Stated exercise: Each line that holds the word "hide" is to be identified and copied.

--- START OF Information supplied ---

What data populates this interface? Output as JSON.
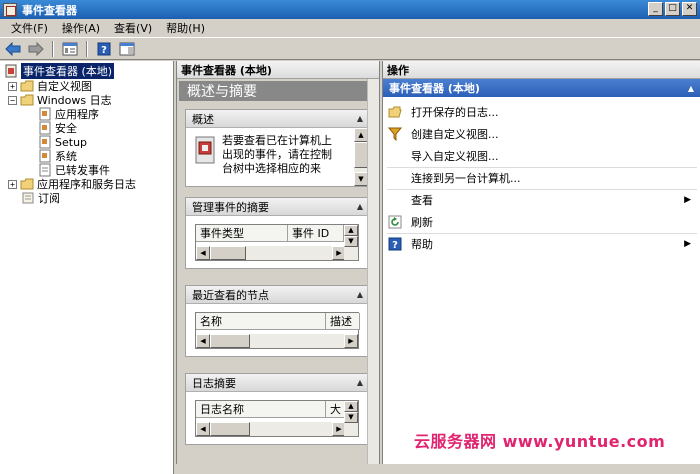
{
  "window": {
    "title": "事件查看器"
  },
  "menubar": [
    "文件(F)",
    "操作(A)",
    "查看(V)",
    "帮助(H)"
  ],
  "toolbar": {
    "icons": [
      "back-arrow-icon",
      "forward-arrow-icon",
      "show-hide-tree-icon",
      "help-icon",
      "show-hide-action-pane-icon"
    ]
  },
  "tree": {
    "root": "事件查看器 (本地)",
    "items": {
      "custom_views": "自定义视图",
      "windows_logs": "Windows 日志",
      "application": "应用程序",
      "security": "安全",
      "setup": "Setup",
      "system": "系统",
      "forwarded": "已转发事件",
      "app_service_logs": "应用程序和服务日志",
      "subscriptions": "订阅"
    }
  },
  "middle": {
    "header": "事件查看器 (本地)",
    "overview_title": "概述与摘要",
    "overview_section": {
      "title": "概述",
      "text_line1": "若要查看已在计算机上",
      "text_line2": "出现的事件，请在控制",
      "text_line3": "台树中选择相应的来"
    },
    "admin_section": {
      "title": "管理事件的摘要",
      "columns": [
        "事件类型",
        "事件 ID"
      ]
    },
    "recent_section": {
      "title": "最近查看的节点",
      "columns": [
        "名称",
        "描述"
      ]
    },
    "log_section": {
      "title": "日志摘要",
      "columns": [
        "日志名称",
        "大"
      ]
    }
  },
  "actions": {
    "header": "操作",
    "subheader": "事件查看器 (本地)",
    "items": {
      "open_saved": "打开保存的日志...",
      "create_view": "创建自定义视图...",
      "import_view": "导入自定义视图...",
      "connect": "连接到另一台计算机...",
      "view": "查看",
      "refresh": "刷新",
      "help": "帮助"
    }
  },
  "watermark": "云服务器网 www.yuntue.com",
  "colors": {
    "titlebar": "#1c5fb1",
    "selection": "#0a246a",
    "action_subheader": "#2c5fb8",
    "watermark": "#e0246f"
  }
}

--- END OF Information supplied ---

Worked answer:
      "show-hide-tree-icon",
      "show-hide-action-pane-icon"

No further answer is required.